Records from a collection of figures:

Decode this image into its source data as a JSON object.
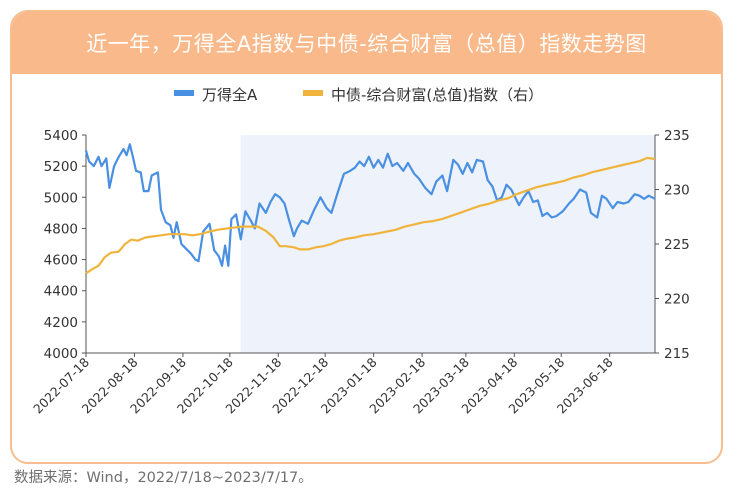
{
  "header": {
    "title": "近一年，万得全A指数与中债-综合财富（总值）指数走势图"
  },
  "footer": {
    "source": "数据来源：Wind，2022/7/18~2023/7/17。"
  },
  "colors": {
    "header_bg": "#f9b98a",
    "border": "#f6be8e",
    "shade": "#edf2fb",
    "series1": "#4a90e2",
    "series2": "#f0b43c"
  },
  "chart_data": {
    "type": "line",
    "title": "近一年，万得全A指数与中债-综合财富（总值）指数走势图",
    "x_ticks": [
      "2022-07-18",
      "2022-08-18",
      "2022-09-18",
      "2022-10-18",
      "2022-11-18",
      "2022-12-18",
      "2023-01-18",
      "2023-02-18",
      "2023-03-18",
      "2023-04-18",
      "2023-05-18",
      "2023-06-18"
    ],
    "y_left": {
      "ticks": [
        4000,
        4200,
        4400,
        4600,
        4800,
        5000,
        5200,
        5400
      ],
      "ylim": [
        4000,
        5400
      ]
    },
    "y_right": {
      "ticks": [
        215,
        220,
        225,
        230,
        235
      ],
      "ylim": [
        215,
        235
      ]
    },
    "shaded_region": [
      "2022-10-25",
      "2023-07-17"
    ],
    "legend": {
      "position": "top",
      "items": [
        "万得全A",
        "中债-综合财富(总值)指数（右）"
      ]
    },
    "grid": false,
    "series": [
      {
        "name": "万得全A",
        "axis": "left",
        "points": [
          [
            "2022-07-18",
            5300
          ],
          [
            "2022-07-20",
            5230
          ],
          [
            "2022-07-23",
            5200
          ],
          [
            "2022-07-26",
            5260
          ],
          [
            "2022-07-28",
            5200
          ],
          [
            "2022-07-31",
            5250
          ],
          [
            "2022-08-02",
            5060
          ],
          [
            "2022-08-05",
            5200
          ],
          [
            "2022-08-08",
            5260
          ],
          [
            "2022-08-11",
            5310
          ],
          [
            "2022-08-13",
            5270
          ],
          [
            "2022-08-15",
            5340
          ],
          [
            "2022-08-17",
            5260
          ],
          [
            "2022-08-19",
            5170
          ],
          [
            "2022-08-22",
            5160
          ],
          [
            "2022-08-24",
            5040
          ],
          [
            "2022-08-27",
            5040
          ],
          [
            "2022-08-29",
            5140
          ],
          [
            "2022-08-31",
            5150
          ],
          [
            "2022-09-02",
            5160
          ],
          [
            "2022-09-04",
            4920
          ],
          [
            "2022-09-07",
            4840
          ],
          [
            "2022-09-10",
            4820
          ],
          [
            "2022-09-12",
            4740
          ],
          [
            "2022-09-14",
            4840
          ],
          [
            "2022-09-17",
            4700
          ],
          [
            "2022-09-20",
            4670
          ],
          [
            "2022-09-23",
            4640
          ],
          [
            "2022-09-26",
            4600
          ],
          [
            "2022-09-28",
            4590
          ],
          [
            "2022-10-01",
            4780
          ],
          [
            "2022-10-05",
            4830
          ],
          [
            "2022-10-08",
            4660
          ],
          [
            "2022-10-11",
            4620
          ],
          [
            "2022-10-13",
            4560
          ],
          [
            "2022-10-15",
            4690
          ],
          [
            "2022-10-17",
            4560
          ],
          [
            "2022-10-19",
            4860
          ],
          [
            "2022-10-22",
            4890
          ],
          [
            "2022-10-25",
            4730
          ],
          [
            "2022-10-28",
            4910
          ],
          [
            "2022-11-01",
            4840
          ],
          [
            "2022-11-03",
            4800
          ],
          [
            "2022-11-06",
            4960
          ],
          [
            "2022-11-10",
            4900
          ],
          [
            "2022-11-13",
            4970
          ],
          [
            "2022-11-16",
            5020
          ],
          [
            "2022-11-19",
            5000
          ],
          [
            "2022-11-22",
            4960
          ],
          [
            "2022-11-25",
            4850
          ],
          [
            "2022-11-28",
            4750
          ],
          [
            "2022-11-30",
            4800
          ],
          [
            "2022-12-03",
            4850
          ],
          [
            "2022-12-07",
            4830
          ],
          [
            "2022-12-11",
            4920
          ],
          [
            "2022-12-15",
            5000
          ],
          [
            "2022-12-19",
            4930
          ],
          [
            "2022-12-22",
            4900
          ],
          [
            "2022-12-26",
            5030
          ],
          [
            "2022-12-30",
            5150
          ],
          [
            "2023-01-03",
            5170
          ],
          [
            "2023-01-06",
            5190
          ],
          [
            "2023-01-09",
            5230
          ],
          [
            "2023-01-12",
            5200
          ],
          [
            "2023-01-15",
            5260
          ],
          [
            "2023-01-18",
            5190
          ],
          [
            "2023-01-21",
            5240
          ],
          [
            "2023-01-24",
            5190
          ],
          [
            "2023-01-27",
            5280
          ],
          [
            "2023-01-30",
            5200
          ],
          [
            "2023-02-02",
            5220
          ],
          [
            "2023-02-06",
            5170
          ],
          [
            "2023-02-09",
            5220
          ],
          [
            "2023-02-13",
            5150
          ],
          [
            "2023-02-16",
            5120
          ],
          [
            "2023-02-20",
            5060
          ],
          [
            "2023-02-24",
            5020
          ],
          [
            "2023-02-27",
            5100
          ],
          [
            "2023-03-03",
            5140
          ],
          [
            "2023-03-06",
            5040
          ],
          [
            "2023-03-10",
            5240
          ],
          [
            "2023-03-13",
            5210
          ],
          [
            "2023-03-16",
            5150
          ],
          [
            "2023-03-19",
            5220
          ],
          [
            "2023-03-22",
            5160
          ],
          [
            "2023-03-25",
            5240
          ],
          [
            "2023-03-29",
            5230
          ],
          [
            "2023-04-01",
            5110
          ],
          [
            "2023-04-04",
            5070
          ],
          [
            "2023-04-07",
            4980
          ],
          [
            "2023-04-10",
            5000
          ],
          [
            "2023-04-13",
            5080
          ],
          [
            "2023-04-16",
            5050
          ],
          [
            "2023-04-19",
            4990
          ],
          [
            "2023-04-21",
            4950
          ],
          [
            "2023-04-24",
            5000
          ],
          [
            "2023-04-27",
            5040
          ],
          [
            "2023-04-30",
            4970
          ],
          [
            "2023-05-03",
            4980
          ],
          [
            "2023-05-06",
            4880
          ],
          [
            "2023-05-09",
            4900
          ],
          [
            "2023-05-12",
            4870
          ],
          [
            "2023-05-15",
            4880
          ],
          [
            "2023-05-19",
            4910
          ],
          [
            "2023-05-23",
            4960
          ],
          [
            "2023-05-26",
            4990
          ],
          [
            "2023-05-30",
            5050
          ],
          [
            "2023-06-03",
            5030
          ],
          [
            "2023-06-06",
            4900
          ],
          [
            "2023-06-10",
            4870
          ],
          [
            "2023-06-13",
            5010
          ],
          [
            "2023-06-16",
            4990
          ],
          [
            "2023-06-20",
            4930
          ],
          [
            "2023-06-23",
            4970
          ],
          [
            "2023-06-27",
            4960
          ],
          [
            "2023-06-30",
            4970
          ],
          [
            "2023-07-04",
            5020
          ],
          [
            "2023-07-07",
            5010
          ],
          [
            "2023-07-10",
            4990
          ],
          [
            "2023-07-13",
            5010
          ],
          [
            "2023-07-17",
            4990
          ]
        ]
      },
      {
        "name": "中债-综合财富(总值)指数（右）",
        "axis": "right",
        "points": [
          [
            "2022-07-18",
            222.3
          ],
          [
            "2022-07-22",
            222.7
          ],
          [
            "2022-07-26",
            223.0
          ],
          [
            "2022-07-30",
            223.8
          ],
          [
            "2022-08-03",
            224.2
          ],
          [
            "2022-08-08",
            224.3
          ],
          [
            "2022-08-12",
            225.0
          ],
          [
            "2022-08-16",
            225.4
          ],
          [
            "2022-08-20",
            225.3
          ],
          [
            "2022-08-25",
            225.6
          ],
          [
            "2022-08-30",
            225.7
          ],
          [
            "2022-09-04",
            225.8
          ],
          [
            "2022-09-09",
            225.9
          ],
          [
            "2022-09-14",
            225.9
          ],
          [
            "2022-09-19",
            225.9
          ],
          [
            "2022-09-24",
            225.8
          ],
          [
            "2022-09-29",
            225.9
          ],
          [
            "2022-10-04",
            226.1
          ],
          [
            "2022-10-10",
            226.3
          ],
          [
            "2022-10-15",
            226.4
          ],
          [
            "2022-10-20",
            226.5
          ],
          [
            "2022-10-26",
            226.6
          ],
          [
            "2022-10-31",
            226.6
          ],
          [
            "2022-11-05",
            226.6
          ],
          [
            "2022-11-10",
            226.2
          ],
          [
            "2022-11-15",
            225.6
          ],
          [
            "2022-11-19",
            224.8
          ],
          [
            "2022-11-23",
            224.8
          ],
          [
            "2022-11-28",
            224.7
          ],
          [
            "2022-12-02",
            224.5
          ],
          [
            "2022-12-07",
            224.5
          ],
          [
            "2022-12-12",
            224.7
          ],
          [
            "2022-12-17",
            224.8
          ],
          [
            "2022-12-22",
            225.0
          ],
          [
            "2022-12-27",
            225.3
          ],
          [
            "2023-01-01",
            225.5
          ],
          [
            "2023-01-06",
            225.6
          ],
          [
            "2023-01-12",
            225.8
          ],
          [
            "2023-01-18",
            225.9
          ],
          [
            "2023-01-25",
            226.1
          ],
          [
            "2023-02-01",
            226.3
          ],
          [
            "2023-02-07",
            226.6
          ],
          [
            "2023-02-13",
            226.8
          ],
          [
            "2023-02-19",
            227.0
          ],
          [
            "2023-02-25",
            227.1
          ],
          [
            "2023-03-03",
            227.3
          ],
          [
            "2023-03-09",
            227.6
          ],
          [
            "2023-03-15",
            227.9
          ],
          [
            "2023-03-21",
            228.2
          ],
          [
            "2023-03-27",
            228.5
          ],
          [
            "2023-04-02",
            228.7
          ],
          [
            "2023-04-08",
            229.0
          ],
          [
            "2023-04-14",
            229.2
          ],
          [
            "2023-04-20",
            229.6
          ],
          [
            "2023-04-26",
            229.9
          ],
          [
            "2023-05-02",
            230.2
          ],
          [
            "2023-05-08",
            230.4
          ],
          [
            "2023-05-14",
            230.6
          ],
          [
            "2023-05-20",
            230.8
          ],
          [
            "2023-05-26",
            231.1
          ],
          [
            "2023-06-01",
            231.3
          ],
          [
            "2023-06-07",
            231.6
          ],
          [
            "2023-06-13",
            231.8
          ],
          [
            "2023-06-19",
            232.0
          ],
          [
            "2023-06-25",
            232.2
          ],
          [
            "2023-07-01",
            232.4
          ],
          [
            "2023-07-07",
            232.6
          ],
          [
            "2023-07-12",
            232.9
          ],
          [
            "2023-07-17",
            232.8
          ]
        ]
      }
    ]
  }
}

What is needed:
Out of the preceding entries, pull every line containing the string "title".

Solved exercise:
    "title": "近一年，万得全A指数与中债-综合财富（总值）指数走势图"
    "title": "近一年，万得全A指数与中债-综合财富（总值）指数走势图",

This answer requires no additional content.